### GIVEN REQUEST
Format the entries from the start through the line containing "The locating groove G3 is at (503, 492)." as a numbered list, leaving out blank lines.

::: EXERCISE DATA

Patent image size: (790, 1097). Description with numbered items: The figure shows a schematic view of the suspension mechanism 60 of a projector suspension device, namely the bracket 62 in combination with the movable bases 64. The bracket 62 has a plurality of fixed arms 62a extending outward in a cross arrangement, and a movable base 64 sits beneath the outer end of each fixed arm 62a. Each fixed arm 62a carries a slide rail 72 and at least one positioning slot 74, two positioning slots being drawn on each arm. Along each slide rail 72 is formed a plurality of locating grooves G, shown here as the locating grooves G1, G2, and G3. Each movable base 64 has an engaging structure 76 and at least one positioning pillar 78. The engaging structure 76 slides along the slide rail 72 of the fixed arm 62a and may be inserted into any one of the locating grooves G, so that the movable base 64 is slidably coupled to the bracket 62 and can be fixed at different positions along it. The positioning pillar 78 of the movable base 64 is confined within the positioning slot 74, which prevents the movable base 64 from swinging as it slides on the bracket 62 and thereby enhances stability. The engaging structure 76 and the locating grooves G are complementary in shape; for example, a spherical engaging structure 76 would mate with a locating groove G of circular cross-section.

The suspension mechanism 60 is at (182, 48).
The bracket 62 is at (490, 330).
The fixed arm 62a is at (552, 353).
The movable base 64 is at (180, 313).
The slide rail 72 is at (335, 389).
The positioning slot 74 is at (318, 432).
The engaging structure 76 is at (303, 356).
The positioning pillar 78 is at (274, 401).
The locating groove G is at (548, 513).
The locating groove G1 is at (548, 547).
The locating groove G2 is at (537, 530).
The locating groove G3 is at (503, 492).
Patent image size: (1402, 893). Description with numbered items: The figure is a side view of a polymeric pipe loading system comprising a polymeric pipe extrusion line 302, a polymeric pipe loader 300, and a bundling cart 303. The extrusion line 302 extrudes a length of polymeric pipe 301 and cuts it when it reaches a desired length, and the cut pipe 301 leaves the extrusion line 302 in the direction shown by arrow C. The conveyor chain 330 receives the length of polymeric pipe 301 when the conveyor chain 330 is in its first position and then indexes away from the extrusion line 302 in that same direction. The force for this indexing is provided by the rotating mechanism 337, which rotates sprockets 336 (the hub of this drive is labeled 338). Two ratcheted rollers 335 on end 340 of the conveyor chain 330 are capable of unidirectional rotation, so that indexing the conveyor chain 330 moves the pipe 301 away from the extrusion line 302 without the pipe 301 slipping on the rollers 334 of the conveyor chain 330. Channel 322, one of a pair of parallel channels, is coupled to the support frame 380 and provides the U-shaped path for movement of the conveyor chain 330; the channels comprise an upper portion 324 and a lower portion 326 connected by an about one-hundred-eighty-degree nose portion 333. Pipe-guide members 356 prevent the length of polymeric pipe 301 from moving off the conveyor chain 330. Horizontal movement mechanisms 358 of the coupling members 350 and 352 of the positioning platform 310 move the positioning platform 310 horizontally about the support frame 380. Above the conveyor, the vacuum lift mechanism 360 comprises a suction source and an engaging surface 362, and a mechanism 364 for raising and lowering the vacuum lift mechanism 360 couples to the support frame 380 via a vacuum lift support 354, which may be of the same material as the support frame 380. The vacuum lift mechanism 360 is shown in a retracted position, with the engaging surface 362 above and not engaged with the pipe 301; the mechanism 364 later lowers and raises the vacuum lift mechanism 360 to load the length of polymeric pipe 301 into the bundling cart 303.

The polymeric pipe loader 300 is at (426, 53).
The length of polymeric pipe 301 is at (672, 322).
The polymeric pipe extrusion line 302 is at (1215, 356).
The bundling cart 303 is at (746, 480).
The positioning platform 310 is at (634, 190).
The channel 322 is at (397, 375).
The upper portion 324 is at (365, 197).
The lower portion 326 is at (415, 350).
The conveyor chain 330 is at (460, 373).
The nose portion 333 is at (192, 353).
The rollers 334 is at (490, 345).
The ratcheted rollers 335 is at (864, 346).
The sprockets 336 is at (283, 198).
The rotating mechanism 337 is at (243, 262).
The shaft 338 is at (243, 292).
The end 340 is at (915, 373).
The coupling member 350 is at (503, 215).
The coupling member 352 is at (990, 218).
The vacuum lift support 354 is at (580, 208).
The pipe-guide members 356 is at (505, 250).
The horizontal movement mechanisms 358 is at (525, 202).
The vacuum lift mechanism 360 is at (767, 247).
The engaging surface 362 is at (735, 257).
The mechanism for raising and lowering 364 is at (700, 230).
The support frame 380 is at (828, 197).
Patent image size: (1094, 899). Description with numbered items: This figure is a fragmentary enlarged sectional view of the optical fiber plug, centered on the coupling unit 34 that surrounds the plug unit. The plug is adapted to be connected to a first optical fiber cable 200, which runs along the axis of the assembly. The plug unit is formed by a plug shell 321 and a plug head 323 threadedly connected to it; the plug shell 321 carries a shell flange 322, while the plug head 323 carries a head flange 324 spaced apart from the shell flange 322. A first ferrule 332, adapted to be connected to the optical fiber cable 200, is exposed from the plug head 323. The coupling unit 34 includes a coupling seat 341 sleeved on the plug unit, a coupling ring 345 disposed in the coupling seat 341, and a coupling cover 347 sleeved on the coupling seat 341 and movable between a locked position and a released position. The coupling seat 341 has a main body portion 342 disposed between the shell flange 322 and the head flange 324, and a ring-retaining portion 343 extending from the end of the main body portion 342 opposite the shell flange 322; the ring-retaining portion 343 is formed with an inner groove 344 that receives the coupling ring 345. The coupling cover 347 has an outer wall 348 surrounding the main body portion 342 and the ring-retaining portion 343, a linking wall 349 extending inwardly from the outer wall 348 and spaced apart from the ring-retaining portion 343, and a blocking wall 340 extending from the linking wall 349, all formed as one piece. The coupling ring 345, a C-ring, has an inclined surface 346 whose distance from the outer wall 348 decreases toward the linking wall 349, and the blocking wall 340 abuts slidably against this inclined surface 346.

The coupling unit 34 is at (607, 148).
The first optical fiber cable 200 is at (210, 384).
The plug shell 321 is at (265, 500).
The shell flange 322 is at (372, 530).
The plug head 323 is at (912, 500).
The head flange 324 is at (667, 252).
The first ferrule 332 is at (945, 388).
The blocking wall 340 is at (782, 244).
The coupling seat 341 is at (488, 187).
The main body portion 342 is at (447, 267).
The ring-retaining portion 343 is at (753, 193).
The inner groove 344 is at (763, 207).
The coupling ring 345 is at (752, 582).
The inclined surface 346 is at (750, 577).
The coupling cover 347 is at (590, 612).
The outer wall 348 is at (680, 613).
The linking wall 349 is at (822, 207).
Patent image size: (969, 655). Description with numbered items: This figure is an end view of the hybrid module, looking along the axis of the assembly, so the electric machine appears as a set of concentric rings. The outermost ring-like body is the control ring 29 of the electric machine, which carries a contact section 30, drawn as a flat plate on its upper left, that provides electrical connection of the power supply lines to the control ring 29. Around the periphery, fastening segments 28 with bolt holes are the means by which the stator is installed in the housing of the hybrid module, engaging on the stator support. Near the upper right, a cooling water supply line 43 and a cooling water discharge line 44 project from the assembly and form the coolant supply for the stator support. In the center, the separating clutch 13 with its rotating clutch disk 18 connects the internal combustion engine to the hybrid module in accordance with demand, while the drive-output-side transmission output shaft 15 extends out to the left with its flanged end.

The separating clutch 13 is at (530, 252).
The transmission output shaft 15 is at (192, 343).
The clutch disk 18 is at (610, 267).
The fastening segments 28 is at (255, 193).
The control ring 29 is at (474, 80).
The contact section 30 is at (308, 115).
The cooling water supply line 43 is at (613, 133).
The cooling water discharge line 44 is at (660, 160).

::::::

### FINISHED ANSWER
1. Patent image size: (790, 1097). Description with numbered items: The figure shows a schematic view of the suspension mechanism 60 of a projector suspension device, namely the bracket 62 in combination with the movable bases 64. The bracket 62 has a plurality of fixed arms 62a extending outward in a cross arrangement, and a movable base 64 sits beneath the outer end of each fixed arm 62a. Each fixed arm 62a carries a slide rail 72 and at least one positioning slot 74, two positioning slots being drawn on each arm. Along each slide rail 72 is formed a plurality of locating grooves G, shown here as the locating grooves G1, G2, and G3. Each movable base 64 has an engaging structure 76 and at least one positioning pillar 78. The engaging structure 76 slides along the slide rail 72 of the fixed arm 62a and may be inserted into any one of the locating grooves G, so that the movable base 64 is slidably coupled to the bracket 62 and can be fixed at different positions along it. The positioning pillar 78 of the movable base 64 is confined within the positioning slot 74, which prevents the movable base 64 from swinging as it slides on the bracket 62 and thereby enhances stability. The engaging structure 76 and the locating grooves G are complementary in shape; for example, a spherical engaging structure 76 would mate with a locating groove G of circular cross-section.
2. The suspension mechanism 60 is at (182, 48).
3. The bracket 62 is at (490, 330).
4. The fixed arm 62a is at (552, 353).
5. The movable base 64 is at (180, 313).
6. The slide rail 72 is at (335, 389).
7. The positioning slot 74 is at (318, 432).
8. The engaging structure 76 is at (303, 356).
9. The positioning pillar 78 is at (274, 401).
10. The locating groove G is at (548, 513).
11. The locating groove G1 is at (548, 547).
12. The locating groove G2 is at (537, 530).
13. The locating groove G3 is at (503, 492).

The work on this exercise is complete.